** BEGIN Provided information **

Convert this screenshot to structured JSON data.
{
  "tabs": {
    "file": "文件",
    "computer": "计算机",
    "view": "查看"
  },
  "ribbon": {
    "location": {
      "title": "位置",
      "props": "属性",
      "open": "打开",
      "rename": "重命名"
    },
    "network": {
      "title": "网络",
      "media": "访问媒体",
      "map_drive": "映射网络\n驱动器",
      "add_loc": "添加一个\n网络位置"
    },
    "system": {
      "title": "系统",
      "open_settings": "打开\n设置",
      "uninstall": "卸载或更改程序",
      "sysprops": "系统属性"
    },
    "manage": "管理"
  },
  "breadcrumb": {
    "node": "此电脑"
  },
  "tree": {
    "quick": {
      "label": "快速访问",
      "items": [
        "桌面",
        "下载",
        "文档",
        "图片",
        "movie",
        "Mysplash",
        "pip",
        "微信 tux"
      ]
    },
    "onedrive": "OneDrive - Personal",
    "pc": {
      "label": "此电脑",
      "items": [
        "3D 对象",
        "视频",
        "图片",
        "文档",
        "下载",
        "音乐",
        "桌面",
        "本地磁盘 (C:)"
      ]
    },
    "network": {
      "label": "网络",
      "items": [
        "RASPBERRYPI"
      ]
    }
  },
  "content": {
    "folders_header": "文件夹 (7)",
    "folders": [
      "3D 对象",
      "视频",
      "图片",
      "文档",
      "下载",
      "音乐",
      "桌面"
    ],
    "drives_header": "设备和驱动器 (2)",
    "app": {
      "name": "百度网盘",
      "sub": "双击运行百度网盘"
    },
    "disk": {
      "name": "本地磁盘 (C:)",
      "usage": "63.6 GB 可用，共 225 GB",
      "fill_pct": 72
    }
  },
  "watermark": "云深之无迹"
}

** END Provided information **

Stated exercise =>
Copy all of the material word for word.

Task result =>
Convert this screenshot to structured JSON data.
{
  "tabs": {
    "file": "文件",
    "computer": "计算机",
    "view": "查看"
  },
  "ribbon": {
    "location": {
      "title": "位置",
      "props": "属性",
      "open": "打开",
      "rename": "重命名"
    },
    "network": {
      "title": "网络",
      "media": "访问媒体",
      "map_drive": "映射网络\n驱动器",
      "add_loc": "添加一个\n网络位置"
    },
    "system": {
      "title": "系统",
      "open_settings": "打开\n设置",
      "uninstall": "卸载或更改程序",
      "sysprops": "系统属性"
    },
    "manage": "管理"
  },
  "breadcrumb": {
    "node": "此电脑"
  },
  "tree": {
    "quick": {
      "label": "快速访问",
      "items": [
        "桌面",
        "下载",
        "文档",
        "图片",
        "movie",
        "Mysplash",
        "pip",
        "微信 tux"
      ]
    },
    "onedrive": "OneDrive - Personal",
    "pc": {
      "label": "此电脑",
      "items": [
        "3D 对象",
        "视频",
        "图片",
        "文档",
        "下载",
        "音乐",
        "桌面",
        "本地磁盘 (C:)"
      ]
    },
    "network": {
      "label": "网络",
      "items": [
        "RASPBERRYPI"
      ]
    }
  },
  "content": {
    "folders_header": "文件夹 (7)",
    "folders": [
      "3D 对象",
      "视频",
      "图片",
      "文档",
      "下载",
      "音乐",
      "桌面"
    ],
    "drives_header": "设备和驱动器 (2)",
    "app": {
      "name": "百度网盘",
      "sub": "双击运行百度网盘"
    },
    "disk": {
      "name": "本地磁盘 (C:)",
      "usage": "63.6 GB 可用，共 225 GB",
      "fill_pct": 72
    }
  },
  "watermark": "云深之无迹"
}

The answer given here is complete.